REQUIRED TASK: Check every line of the material below for the string "Neuron", and return the ones that have it.

--- BEGIN ENTRIES PROVIDED ---

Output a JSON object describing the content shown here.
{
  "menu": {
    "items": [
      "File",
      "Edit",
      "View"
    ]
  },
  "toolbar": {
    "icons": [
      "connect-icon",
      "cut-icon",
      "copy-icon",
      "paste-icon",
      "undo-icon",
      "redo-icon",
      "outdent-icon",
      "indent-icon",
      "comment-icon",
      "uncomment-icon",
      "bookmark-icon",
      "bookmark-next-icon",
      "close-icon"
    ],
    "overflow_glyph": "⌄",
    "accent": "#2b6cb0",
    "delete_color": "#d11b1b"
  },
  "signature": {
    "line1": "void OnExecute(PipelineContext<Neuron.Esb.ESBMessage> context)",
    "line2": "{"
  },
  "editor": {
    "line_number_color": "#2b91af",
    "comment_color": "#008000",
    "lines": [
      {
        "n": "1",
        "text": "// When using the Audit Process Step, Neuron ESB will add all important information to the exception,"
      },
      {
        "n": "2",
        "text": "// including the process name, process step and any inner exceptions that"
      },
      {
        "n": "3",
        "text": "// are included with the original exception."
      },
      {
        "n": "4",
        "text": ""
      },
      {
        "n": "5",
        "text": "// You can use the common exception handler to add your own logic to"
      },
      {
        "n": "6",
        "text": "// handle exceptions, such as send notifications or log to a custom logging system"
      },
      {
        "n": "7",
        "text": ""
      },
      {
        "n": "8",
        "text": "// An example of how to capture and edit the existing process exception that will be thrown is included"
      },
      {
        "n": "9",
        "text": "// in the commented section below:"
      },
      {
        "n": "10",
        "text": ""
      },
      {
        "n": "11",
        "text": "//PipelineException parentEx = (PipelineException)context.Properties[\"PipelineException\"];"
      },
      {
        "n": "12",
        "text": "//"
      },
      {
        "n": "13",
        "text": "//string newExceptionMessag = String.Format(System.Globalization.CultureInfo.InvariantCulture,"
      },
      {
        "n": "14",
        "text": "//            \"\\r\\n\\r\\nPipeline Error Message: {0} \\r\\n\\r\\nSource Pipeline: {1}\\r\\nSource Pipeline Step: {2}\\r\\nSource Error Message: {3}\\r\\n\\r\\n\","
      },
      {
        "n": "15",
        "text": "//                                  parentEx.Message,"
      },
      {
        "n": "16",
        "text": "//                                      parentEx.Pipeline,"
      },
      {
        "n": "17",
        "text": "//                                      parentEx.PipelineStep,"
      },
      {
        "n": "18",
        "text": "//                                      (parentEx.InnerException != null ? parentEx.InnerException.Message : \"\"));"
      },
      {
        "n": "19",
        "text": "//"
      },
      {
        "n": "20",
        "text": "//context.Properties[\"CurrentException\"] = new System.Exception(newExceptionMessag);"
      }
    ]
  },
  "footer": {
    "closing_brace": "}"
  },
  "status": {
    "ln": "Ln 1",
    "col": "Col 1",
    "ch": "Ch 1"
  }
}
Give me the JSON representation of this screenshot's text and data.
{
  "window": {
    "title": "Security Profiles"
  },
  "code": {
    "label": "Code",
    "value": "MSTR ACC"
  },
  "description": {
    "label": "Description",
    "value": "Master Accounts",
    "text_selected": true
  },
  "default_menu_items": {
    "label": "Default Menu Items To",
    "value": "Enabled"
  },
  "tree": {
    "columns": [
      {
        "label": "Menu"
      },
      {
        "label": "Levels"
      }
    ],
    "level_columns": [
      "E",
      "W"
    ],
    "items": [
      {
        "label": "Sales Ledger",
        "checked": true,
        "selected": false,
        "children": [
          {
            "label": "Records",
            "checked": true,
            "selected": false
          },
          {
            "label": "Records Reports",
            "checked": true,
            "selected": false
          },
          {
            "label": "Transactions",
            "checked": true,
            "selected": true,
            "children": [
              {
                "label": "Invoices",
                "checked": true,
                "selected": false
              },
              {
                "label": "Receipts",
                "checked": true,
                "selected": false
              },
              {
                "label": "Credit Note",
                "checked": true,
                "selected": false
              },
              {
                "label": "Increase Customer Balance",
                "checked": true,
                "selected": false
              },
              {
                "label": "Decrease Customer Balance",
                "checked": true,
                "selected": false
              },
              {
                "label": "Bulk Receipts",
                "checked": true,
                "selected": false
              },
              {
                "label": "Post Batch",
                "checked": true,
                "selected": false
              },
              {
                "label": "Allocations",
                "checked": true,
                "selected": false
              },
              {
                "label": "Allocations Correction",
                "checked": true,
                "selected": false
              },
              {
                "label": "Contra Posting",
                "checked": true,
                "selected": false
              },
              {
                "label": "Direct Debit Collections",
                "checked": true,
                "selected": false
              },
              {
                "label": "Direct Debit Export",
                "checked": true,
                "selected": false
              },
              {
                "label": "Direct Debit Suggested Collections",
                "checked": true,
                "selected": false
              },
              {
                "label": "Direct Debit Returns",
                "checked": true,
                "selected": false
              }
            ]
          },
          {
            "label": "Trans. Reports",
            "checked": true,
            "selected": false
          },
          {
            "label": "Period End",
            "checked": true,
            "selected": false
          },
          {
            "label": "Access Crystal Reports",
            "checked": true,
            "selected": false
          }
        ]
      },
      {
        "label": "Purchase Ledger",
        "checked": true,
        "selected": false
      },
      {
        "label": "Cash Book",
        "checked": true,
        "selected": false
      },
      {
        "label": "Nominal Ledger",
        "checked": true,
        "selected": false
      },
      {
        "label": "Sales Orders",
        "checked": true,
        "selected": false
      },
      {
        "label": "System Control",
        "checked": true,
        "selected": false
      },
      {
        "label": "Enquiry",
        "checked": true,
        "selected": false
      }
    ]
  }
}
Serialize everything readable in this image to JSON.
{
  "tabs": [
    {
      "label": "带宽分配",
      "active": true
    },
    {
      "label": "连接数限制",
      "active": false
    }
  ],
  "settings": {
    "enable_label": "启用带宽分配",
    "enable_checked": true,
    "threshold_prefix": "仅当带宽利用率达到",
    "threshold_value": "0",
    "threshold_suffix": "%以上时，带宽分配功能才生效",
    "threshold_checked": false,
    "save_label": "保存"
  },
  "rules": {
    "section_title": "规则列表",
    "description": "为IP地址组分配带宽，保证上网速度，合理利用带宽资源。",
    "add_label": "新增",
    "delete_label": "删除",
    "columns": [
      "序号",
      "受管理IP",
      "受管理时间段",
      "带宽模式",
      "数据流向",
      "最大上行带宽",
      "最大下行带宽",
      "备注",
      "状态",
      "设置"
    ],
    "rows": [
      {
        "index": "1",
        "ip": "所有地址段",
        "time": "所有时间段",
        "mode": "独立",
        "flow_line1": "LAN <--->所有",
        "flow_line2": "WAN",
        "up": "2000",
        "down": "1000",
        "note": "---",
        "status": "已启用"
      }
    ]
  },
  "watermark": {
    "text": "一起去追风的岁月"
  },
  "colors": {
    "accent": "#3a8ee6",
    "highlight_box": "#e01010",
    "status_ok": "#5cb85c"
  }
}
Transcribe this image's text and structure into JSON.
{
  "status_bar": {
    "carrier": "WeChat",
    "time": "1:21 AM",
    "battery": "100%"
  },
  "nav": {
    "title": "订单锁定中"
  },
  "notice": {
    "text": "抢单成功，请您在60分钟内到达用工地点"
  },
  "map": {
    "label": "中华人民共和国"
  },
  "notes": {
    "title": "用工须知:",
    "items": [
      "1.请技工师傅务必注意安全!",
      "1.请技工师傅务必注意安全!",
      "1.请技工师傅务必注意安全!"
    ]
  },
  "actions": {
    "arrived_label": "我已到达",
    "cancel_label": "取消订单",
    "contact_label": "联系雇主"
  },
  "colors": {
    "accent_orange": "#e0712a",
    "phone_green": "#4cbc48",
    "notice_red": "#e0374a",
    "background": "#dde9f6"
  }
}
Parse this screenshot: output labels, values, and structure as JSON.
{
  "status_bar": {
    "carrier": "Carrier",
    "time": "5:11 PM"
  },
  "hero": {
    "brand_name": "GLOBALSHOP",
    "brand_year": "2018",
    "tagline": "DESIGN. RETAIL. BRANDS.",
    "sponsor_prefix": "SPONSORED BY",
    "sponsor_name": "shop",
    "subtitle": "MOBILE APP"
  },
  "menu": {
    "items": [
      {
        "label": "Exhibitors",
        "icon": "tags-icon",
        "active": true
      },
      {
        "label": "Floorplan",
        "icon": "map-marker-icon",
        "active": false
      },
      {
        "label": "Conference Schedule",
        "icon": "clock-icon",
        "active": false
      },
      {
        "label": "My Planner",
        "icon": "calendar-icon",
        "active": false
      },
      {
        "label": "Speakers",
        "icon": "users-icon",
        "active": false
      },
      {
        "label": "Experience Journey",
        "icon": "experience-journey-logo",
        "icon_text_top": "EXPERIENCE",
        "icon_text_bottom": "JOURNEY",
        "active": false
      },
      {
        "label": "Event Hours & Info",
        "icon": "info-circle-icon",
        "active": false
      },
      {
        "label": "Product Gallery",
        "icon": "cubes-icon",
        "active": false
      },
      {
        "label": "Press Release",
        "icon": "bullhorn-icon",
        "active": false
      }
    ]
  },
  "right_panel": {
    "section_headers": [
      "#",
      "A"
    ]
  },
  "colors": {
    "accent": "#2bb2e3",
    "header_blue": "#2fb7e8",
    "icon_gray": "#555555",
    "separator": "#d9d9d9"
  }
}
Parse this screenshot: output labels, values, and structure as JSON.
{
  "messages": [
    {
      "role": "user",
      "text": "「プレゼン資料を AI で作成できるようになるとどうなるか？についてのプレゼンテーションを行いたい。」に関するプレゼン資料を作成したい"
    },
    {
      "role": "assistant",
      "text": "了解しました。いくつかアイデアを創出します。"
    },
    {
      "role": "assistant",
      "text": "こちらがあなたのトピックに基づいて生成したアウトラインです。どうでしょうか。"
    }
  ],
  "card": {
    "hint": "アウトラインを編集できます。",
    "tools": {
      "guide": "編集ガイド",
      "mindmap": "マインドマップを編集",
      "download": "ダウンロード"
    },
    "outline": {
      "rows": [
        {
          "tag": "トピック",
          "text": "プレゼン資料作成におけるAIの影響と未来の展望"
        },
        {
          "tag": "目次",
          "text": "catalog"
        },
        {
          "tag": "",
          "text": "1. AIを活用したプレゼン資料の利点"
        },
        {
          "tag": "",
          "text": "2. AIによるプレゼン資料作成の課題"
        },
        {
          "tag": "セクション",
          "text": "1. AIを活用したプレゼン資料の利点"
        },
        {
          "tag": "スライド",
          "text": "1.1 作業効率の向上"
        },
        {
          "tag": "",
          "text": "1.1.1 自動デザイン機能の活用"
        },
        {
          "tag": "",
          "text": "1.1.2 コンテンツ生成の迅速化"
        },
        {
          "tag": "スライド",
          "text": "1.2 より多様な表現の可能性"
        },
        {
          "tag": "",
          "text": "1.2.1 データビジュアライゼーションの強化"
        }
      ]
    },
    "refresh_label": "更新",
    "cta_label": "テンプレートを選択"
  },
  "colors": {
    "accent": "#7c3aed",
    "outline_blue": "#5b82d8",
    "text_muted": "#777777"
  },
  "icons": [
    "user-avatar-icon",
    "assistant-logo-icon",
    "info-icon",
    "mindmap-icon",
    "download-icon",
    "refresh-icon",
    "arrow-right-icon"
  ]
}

--- END ENTRIES PROVIDED ---

ANSWER TO THIS EXERCISE:
    "line1": "void OnExecute(PipelineContext<Neuron.Esb.ESBMessage> context)",
        "text": "// When using the Audit Process Step, Neuron ESB will add all important information to the exception,"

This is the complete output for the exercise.